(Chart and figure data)
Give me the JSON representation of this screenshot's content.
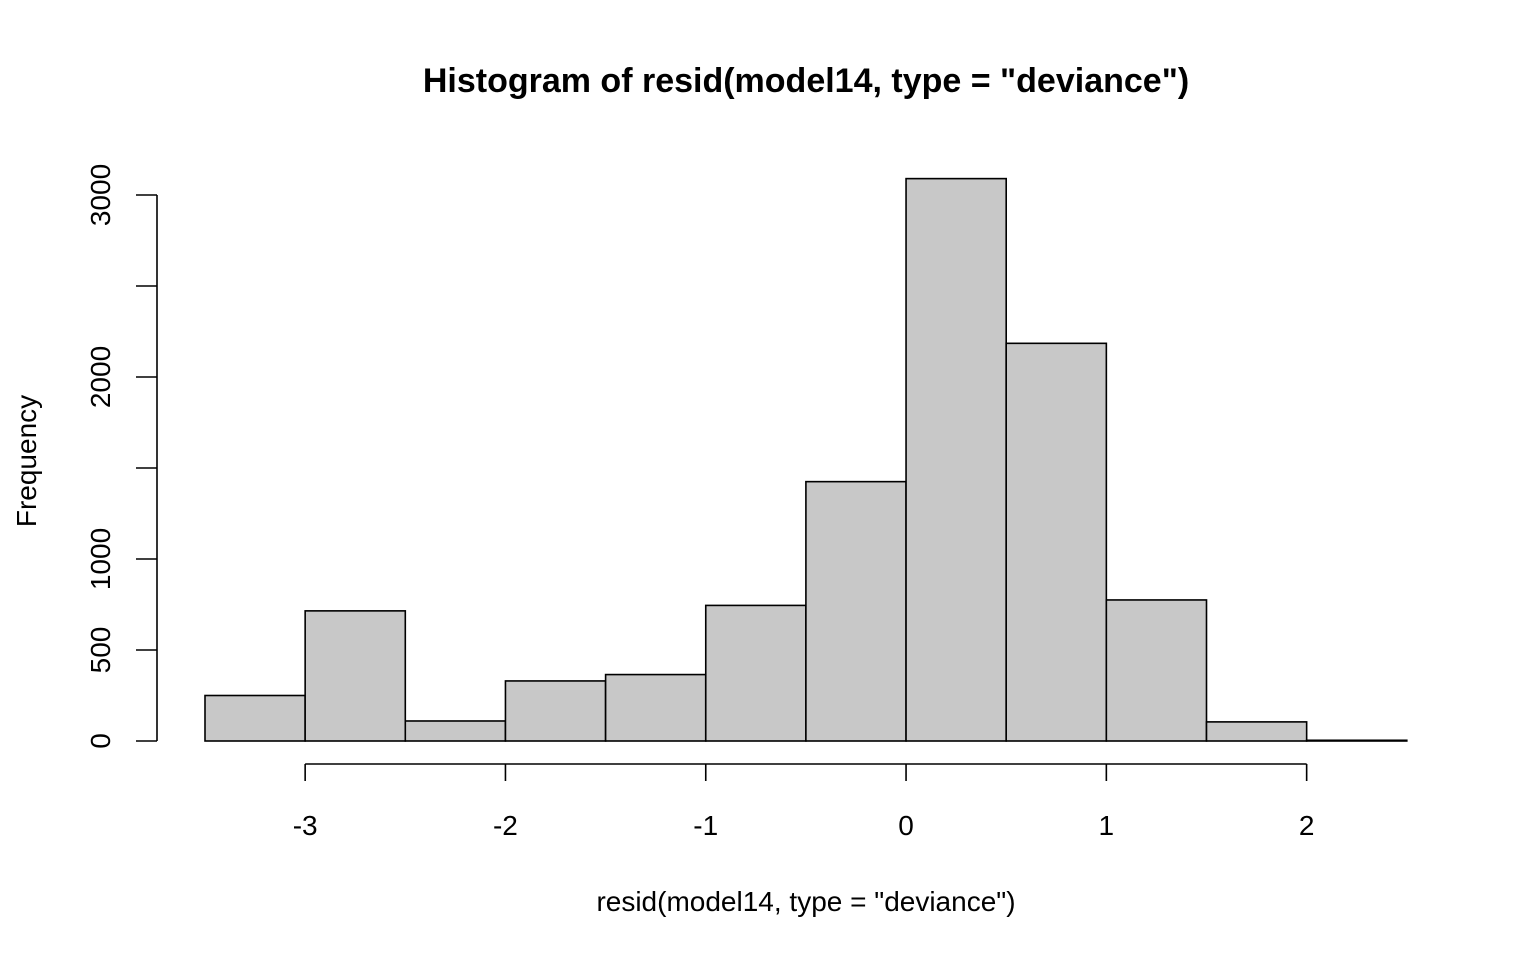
{
  "chart_data": {
    "type": "bar",
    "title": "Histogram of resid(model14, type = \"deviance\")",
    "xlabel": "resid(model14, type = \"deviance\")",
    "ylabel": "Frequency",
    "bins": [
      {
        "start": -3.5,
        "end": -3.0,
        "count": 250
      },
      {
        "start": -3.0,
        "end": -2.5,
        "count": 715
      },
      {
        "start": -2.5,
        "end": -2.0,
        "count": 110
      },
      {
        "start": -2.0,
        "end": -1.5,
        "count": 330
      },
      {
        "start": -1.5,
        "end": -1.0,
        "count": 365
      },
      {
        "start": -1.0,
        "end": -0.5,
        "count": 745
      },
      {
        "start": -0.5,
        "end": 0.0,
        "count": 1425
      },
      {
        "start": 0.0,
        "end": 0.5,
        "count": 3090
      },
      {
        "start": 0.5,
        "end": 1.0,
        "count": 2185
      },
      {
        "start": 1.0,
        "end": 1.5,
        "count": 775
      },
      {
        "start": 1.5,
        "end": 2.0,
        "count": 105
      },
      {
        "start": 2.0,
        "end": 2.5,
        "count": 4
      }
    ],
    "xlim": [
      -3.5,
      2.5
    ],
    "ylim": [
      0,
      3000
    ],
    "x_ticks": [
      -3,
      -2,
      -1,
      0,
      1,
      2
    ],
    "x_tick_labels": [
      "-3",
      "-2",
      "-1",
      "0",
      "1",
      "2"
    ],
    "y_ticks": [
      0,
      500,
      1000,
      1500,
      2000,
      2500,
      3000
    ],
    "y_tick_labels": [
      "0",
      "500",
      "1000",
      "",
      "2000",
      "",
      "3000"
    ],
    "bar_fill": "#c8c8c8",
    "bar_stroke": "#000000",
    "grid": false,
    "legend": "none"
  }
}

Short problem
Copy out each line of the data where the string "start" appears.

Exercise answer
        "start": -3.5,
        "start": -3.0,
        "start": -2.5,
        "start": -2.0,
        "start": -1.5,
        "start": -1.0,
        "start": -0.5,
        "start": 0.0,
        "start": 0.5,
        "start": 1.0,
        "start": 1.5,
        "start": 2.0,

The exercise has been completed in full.